• **WHAT YOU WILL DO**
Could you print the data word for word, from its first line through the line that contains "calendar-cell: 19 Sunrise: 5:51", and nothing else?

• **DATA FOR THIS TASK**
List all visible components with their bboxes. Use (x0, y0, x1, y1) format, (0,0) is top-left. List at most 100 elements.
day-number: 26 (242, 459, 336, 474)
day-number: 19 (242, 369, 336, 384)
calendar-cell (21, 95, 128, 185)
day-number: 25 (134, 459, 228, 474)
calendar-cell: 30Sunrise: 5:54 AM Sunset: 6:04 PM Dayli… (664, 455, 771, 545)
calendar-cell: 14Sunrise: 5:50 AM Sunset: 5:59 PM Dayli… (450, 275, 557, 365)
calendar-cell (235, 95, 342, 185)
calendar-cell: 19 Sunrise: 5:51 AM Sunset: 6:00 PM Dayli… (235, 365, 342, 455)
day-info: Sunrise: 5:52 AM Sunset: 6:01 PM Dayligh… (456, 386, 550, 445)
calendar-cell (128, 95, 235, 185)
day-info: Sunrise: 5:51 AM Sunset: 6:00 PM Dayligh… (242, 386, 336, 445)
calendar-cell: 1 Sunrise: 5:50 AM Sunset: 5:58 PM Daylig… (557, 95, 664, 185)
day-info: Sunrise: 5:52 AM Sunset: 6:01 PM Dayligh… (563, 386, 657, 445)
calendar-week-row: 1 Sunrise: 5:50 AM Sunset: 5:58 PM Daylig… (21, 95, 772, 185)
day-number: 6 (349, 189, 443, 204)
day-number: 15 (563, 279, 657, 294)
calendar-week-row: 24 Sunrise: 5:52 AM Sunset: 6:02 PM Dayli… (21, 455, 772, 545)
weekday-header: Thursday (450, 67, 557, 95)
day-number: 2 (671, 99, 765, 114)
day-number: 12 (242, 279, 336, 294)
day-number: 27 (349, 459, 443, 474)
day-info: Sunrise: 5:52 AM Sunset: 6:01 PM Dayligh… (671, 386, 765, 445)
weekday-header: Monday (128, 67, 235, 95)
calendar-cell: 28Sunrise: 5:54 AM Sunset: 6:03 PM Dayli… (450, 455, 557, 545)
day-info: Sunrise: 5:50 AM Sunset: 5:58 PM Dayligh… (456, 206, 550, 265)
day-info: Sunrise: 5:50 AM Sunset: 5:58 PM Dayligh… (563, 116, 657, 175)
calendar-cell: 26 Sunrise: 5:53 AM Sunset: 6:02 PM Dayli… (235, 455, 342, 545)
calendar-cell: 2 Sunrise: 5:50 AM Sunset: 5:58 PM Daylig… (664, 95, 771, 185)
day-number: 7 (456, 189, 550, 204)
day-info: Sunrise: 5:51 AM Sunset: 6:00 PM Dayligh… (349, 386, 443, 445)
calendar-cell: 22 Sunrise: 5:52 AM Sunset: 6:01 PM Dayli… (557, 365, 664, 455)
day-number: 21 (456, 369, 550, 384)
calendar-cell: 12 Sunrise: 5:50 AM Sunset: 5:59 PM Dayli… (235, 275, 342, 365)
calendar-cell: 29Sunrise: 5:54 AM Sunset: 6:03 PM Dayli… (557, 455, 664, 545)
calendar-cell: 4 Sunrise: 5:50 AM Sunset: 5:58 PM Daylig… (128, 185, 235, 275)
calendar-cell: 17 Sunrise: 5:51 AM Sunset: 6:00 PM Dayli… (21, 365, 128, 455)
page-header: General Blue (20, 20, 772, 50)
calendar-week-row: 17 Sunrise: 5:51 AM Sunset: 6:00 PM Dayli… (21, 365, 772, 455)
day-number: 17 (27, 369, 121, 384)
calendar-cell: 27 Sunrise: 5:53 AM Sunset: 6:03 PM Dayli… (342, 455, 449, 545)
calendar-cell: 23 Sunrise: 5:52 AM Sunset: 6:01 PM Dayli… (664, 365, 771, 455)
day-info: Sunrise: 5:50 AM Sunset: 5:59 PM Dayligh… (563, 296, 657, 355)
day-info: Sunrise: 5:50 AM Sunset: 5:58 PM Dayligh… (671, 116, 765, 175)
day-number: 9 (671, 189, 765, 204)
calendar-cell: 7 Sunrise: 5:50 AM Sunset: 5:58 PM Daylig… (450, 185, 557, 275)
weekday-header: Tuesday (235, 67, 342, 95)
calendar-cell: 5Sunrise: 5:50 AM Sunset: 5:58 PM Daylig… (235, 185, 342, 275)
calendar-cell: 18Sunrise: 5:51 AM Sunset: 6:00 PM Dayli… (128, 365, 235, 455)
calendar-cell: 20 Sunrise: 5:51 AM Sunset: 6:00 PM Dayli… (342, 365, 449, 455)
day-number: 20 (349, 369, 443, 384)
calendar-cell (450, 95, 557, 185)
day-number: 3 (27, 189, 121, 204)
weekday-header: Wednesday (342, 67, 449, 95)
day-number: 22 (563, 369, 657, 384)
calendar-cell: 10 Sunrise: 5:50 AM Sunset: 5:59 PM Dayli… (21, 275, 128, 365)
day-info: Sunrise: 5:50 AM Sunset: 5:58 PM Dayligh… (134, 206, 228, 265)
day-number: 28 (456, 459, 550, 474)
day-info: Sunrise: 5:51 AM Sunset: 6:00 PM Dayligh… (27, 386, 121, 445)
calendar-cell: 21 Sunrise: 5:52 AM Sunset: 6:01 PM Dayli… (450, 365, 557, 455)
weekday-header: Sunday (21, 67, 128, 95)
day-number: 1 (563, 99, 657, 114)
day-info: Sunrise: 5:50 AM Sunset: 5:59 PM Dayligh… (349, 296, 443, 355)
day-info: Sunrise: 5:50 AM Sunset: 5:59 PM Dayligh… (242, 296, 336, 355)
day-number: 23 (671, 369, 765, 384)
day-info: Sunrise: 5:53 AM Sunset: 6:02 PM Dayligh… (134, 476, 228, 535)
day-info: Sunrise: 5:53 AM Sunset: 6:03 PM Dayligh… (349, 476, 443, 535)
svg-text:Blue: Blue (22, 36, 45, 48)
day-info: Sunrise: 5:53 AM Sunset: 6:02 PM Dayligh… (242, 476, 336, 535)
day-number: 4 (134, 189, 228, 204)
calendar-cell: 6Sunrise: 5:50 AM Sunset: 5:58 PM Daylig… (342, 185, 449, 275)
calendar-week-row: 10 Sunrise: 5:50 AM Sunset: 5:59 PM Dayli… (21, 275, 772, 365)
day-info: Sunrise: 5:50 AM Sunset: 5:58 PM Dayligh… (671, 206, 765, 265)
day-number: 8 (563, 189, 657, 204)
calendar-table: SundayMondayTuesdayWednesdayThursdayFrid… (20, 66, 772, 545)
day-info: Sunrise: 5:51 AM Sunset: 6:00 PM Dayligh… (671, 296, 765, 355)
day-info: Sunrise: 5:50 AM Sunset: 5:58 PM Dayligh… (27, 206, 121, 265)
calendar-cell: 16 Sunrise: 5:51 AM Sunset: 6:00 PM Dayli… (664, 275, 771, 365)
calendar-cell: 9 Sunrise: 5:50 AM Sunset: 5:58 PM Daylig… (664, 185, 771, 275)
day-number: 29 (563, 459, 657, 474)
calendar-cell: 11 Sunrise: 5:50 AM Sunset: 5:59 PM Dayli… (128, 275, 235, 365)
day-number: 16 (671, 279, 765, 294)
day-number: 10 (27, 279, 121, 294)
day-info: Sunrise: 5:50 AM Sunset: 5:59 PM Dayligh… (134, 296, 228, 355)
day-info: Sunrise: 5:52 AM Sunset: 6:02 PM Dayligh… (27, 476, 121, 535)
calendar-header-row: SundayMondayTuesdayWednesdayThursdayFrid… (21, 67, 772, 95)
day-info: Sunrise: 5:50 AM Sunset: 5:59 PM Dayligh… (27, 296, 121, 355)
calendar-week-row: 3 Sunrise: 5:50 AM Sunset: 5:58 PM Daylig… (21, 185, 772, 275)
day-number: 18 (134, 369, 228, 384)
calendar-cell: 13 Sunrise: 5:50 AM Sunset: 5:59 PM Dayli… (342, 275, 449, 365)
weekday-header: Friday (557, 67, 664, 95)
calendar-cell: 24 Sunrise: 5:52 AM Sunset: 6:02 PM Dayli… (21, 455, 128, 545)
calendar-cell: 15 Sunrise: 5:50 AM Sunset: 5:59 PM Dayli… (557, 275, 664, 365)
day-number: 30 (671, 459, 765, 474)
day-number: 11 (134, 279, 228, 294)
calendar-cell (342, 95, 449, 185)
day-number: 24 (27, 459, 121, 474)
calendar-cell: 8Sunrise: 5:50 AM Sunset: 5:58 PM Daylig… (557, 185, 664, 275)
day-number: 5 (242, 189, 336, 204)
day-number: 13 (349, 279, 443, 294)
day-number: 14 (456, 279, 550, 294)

• **SOLUTION TO THE PROBLEM**
List all visible components with their bboxes. Use (x0, y0, x1, y1) format, (0,0) is top-left. List at most 100 elements.
day-number: 26 (242, 459, 336, 474)
day-number: 19 (242, 369, 336, 384)
calendar-cell (21, 95, 128, 185)
day-number: 25 (134, 459, 228, 474)
calendar-cell: 30Sunrise: 5:54 AM Sunset: 6:04 PM Dayli… (664, 455, 771, 545)
calendar-cell: 14Sunrise: 5:50 AM Sunset: 5:59 PM Dayli… (450, 275, 557, 365)
calendar-cell (235, 95, 342, 185)
calendar-cell: 19 Sunrise: 5:51 AM Sunset: 6:00 PM Dayli… (235, 365, 342, 455)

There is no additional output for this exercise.